◆ **Job**:
Select from the data all lines with the word "sigma".

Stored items
────

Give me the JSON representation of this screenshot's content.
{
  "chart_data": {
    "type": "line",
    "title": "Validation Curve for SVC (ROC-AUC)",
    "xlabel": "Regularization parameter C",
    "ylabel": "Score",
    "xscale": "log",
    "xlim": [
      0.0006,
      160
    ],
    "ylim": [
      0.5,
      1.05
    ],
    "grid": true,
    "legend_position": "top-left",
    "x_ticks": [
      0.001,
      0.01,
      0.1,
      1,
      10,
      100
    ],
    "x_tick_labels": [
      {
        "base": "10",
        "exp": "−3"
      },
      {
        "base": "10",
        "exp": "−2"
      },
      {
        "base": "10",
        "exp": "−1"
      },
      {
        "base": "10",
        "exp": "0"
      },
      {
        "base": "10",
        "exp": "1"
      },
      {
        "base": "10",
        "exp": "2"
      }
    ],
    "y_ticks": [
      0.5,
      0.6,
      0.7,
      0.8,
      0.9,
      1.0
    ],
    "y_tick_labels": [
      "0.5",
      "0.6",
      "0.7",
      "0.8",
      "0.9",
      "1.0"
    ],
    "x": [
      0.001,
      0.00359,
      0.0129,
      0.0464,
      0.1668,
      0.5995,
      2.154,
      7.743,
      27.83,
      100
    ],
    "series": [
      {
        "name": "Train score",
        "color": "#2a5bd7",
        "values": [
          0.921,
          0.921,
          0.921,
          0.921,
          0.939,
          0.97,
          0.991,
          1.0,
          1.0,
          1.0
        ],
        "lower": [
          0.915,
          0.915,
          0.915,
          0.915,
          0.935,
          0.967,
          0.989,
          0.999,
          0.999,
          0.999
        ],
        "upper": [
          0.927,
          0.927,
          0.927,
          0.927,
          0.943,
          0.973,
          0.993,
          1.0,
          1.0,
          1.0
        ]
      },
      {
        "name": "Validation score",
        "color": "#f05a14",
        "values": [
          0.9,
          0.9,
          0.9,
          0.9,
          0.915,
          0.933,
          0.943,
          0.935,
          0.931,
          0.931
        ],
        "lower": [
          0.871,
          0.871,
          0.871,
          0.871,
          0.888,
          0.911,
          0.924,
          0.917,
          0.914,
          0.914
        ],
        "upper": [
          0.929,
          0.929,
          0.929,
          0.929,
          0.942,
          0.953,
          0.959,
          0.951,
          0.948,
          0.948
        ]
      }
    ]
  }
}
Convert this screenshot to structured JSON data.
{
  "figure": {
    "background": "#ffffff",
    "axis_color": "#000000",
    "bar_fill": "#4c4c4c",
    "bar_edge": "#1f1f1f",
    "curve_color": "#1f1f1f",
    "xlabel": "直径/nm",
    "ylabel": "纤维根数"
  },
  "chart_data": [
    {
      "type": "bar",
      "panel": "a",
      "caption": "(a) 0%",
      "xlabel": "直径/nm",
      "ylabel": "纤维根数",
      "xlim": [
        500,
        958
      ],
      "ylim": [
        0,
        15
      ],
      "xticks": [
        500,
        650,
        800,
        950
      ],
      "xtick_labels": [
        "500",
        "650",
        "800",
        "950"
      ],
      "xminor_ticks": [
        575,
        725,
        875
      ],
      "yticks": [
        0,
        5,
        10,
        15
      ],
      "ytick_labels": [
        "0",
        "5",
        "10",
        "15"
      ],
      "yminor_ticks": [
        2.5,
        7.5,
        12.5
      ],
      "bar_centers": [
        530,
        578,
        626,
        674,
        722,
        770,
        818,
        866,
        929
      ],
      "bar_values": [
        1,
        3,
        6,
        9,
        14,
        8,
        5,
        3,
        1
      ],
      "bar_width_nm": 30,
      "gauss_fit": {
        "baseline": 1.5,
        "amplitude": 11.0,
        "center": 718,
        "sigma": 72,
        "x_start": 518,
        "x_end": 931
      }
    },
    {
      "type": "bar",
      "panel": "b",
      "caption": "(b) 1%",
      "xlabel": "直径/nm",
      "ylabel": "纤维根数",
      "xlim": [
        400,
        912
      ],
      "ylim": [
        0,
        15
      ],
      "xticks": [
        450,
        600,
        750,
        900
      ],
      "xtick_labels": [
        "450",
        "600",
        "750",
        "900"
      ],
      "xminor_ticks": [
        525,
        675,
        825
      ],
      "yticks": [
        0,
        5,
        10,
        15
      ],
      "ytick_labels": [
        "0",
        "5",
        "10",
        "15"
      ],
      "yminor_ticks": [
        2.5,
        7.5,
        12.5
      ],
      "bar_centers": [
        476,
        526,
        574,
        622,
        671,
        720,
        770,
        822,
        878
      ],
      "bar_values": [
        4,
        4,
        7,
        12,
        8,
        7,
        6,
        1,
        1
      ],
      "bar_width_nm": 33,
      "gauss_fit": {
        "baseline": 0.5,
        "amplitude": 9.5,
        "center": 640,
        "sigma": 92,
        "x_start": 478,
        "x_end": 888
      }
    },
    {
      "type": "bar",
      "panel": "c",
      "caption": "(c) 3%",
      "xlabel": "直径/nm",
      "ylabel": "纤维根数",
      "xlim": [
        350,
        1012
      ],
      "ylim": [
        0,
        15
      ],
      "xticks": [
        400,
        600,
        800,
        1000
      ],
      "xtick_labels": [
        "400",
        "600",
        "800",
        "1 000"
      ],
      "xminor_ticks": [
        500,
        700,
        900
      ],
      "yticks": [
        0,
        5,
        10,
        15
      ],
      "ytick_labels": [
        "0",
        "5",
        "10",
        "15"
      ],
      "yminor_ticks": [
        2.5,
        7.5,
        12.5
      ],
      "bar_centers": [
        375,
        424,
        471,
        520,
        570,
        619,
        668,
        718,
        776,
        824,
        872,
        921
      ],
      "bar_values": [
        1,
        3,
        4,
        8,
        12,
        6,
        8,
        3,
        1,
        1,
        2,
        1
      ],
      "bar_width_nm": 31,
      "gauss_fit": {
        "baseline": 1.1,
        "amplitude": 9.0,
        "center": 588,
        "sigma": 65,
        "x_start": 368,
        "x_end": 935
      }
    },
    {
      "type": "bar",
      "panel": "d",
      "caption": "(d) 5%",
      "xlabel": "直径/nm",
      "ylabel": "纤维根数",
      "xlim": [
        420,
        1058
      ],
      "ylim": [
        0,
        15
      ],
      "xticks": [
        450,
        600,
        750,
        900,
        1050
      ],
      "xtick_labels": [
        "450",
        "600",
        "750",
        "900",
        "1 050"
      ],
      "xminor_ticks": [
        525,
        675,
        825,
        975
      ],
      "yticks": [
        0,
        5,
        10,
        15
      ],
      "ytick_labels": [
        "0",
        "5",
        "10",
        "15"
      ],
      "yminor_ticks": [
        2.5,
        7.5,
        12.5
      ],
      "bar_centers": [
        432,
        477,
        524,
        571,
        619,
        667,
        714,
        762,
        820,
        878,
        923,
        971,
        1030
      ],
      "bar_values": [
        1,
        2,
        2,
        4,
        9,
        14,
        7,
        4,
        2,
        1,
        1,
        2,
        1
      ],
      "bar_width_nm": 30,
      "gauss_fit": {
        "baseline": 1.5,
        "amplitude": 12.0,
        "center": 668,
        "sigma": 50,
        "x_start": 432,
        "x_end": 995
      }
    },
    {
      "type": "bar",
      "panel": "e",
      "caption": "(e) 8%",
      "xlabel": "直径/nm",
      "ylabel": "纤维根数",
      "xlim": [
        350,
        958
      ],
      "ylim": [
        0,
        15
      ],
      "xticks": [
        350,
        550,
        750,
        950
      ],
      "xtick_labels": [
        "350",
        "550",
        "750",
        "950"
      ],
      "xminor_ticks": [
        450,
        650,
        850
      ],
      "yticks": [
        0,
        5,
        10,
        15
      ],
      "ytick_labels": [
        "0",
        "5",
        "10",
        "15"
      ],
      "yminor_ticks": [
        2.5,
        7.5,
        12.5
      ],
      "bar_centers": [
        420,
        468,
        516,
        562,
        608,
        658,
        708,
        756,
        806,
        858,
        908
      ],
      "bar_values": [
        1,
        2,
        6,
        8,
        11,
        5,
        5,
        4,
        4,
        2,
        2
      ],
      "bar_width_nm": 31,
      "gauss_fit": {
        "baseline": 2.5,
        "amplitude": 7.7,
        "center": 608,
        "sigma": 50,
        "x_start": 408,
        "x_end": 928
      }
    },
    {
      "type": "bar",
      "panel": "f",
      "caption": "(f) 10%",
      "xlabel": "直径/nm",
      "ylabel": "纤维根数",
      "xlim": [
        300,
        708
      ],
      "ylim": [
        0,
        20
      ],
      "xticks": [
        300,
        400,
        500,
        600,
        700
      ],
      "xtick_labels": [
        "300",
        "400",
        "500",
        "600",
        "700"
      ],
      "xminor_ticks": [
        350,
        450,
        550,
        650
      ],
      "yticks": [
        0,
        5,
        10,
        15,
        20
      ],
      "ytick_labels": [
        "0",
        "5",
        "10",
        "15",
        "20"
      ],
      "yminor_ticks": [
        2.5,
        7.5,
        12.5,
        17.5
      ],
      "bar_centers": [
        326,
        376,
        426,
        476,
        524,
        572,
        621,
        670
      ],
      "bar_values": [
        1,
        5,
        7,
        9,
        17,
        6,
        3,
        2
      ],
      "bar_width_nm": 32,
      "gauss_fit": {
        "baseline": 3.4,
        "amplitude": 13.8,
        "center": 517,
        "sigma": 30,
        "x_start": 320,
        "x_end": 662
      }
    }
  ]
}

────

◆ **Reply**:
        "sigma": 72,
        "sigma": 92,
        "sigma": 65,
        "sigma": 50,
        "sigma": 50,
        "sigma": 30,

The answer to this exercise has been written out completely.